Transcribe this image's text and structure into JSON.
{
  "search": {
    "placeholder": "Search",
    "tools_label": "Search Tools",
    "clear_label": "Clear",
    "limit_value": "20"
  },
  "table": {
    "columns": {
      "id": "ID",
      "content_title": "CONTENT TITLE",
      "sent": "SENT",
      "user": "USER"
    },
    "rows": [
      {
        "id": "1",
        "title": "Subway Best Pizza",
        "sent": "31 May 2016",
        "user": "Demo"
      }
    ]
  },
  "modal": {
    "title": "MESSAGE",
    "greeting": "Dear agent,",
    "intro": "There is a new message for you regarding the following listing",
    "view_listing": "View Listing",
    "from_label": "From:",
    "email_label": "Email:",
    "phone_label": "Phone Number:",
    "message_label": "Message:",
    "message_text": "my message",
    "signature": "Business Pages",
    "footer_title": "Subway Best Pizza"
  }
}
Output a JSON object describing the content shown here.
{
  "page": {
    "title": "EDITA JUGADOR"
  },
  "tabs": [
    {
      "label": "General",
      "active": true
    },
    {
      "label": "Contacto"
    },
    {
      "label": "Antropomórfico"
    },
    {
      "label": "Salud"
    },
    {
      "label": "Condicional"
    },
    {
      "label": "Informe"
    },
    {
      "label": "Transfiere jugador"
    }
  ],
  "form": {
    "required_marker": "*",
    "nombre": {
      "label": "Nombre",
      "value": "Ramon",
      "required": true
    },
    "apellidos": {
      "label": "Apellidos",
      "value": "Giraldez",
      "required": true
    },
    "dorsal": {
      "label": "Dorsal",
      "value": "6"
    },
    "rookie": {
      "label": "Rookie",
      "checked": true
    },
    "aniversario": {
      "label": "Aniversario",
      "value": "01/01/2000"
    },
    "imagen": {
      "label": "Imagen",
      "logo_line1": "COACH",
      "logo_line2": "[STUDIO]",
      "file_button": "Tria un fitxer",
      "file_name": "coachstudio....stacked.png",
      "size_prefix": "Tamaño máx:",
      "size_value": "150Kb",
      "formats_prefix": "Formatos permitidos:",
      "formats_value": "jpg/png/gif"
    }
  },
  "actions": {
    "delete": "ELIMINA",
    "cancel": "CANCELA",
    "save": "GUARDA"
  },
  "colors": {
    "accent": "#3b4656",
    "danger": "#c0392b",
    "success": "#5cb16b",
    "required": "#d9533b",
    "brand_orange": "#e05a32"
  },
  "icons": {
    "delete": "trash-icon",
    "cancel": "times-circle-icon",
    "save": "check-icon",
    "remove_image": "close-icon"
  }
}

══════════

§ Your instructions
Check each line above for the word "cancel" and say how many have it, with nothing else.

§ Answer to this problem
2